### STATED GOAL:
Every line containing the word "Concordia" needs to be found and copied.

───── MATERIAL SHOWN

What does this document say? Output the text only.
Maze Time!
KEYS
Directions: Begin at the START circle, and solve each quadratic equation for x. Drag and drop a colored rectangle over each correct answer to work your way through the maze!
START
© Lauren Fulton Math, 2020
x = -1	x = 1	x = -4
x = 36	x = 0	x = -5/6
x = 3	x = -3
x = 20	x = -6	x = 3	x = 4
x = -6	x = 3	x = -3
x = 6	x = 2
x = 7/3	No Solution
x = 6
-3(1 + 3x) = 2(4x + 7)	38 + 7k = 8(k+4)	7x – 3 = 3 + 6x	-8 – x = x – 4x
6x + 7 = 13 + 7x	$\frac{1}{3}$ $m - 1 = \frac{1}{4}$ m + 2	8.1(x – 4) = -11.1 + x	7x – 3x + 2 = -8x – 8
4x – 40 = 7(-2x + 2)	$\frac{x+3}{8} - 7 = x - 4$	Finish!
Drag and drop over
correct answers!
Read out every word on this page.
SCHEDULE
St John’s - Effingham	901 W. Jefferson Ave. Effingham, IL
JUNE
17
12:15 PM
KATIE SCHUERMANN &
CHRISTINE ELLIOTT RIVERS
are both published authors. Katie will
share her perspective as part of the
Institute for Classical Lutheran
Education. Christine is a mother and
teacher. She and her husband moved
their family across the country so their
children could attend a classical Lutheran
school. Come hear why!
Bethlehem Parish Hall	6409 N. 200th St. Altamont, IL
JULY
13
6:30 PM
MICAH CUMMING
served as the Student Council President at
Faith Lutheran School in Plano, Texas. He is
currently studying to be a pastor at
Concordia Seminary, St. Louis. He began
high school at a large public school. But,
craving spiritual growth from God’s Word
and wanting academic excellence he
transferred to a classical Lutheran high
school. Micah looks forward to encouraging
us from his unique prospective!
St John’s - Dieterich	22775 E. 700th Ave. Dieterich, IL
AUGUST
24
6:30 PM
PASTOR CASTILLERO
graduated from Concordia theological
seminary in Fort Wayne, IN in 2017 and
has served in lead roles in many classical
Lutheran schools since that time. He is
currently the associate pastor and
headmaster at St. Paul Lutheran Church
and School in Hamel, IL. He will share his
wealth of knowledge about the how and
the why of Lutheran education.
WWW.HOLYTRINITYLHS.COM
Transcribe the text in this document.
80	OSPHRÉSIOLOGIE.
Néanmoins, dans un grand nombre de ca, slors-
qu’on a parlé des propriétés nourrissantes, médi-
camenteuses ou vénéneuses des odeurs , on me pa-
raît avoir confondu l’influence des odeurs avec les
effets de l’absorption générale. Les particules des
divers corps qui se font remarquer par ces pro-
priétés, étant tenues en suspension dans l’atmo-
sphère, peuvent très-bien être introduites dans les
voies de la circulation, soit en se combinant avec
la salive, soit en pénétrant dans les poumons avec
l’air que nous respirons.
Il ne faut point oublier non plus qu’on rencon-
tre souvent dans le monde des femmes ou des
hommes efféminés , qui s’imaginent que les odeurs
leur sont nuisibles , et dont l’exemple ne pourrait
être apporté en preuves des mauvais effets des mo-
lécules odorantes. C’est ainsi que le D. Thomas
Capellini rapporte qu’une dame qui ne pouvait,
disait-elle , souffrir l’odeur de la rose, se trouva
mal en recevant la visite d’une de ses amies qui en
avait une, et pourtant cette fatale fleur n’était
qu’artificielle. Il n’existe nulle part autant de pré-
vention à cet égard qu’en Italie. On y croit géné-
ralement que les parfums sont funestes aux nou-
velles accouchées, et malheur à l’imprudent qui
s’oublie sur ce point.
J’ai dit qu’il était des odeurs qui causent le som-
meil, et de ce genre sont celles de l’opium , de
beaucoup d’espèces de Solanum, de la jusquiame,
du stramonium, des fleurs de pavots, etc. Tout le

──────────

### ANSWER TO THE PROBLEM:
Concordia Seminary, St. Louis. He began
graduated from Concordia theological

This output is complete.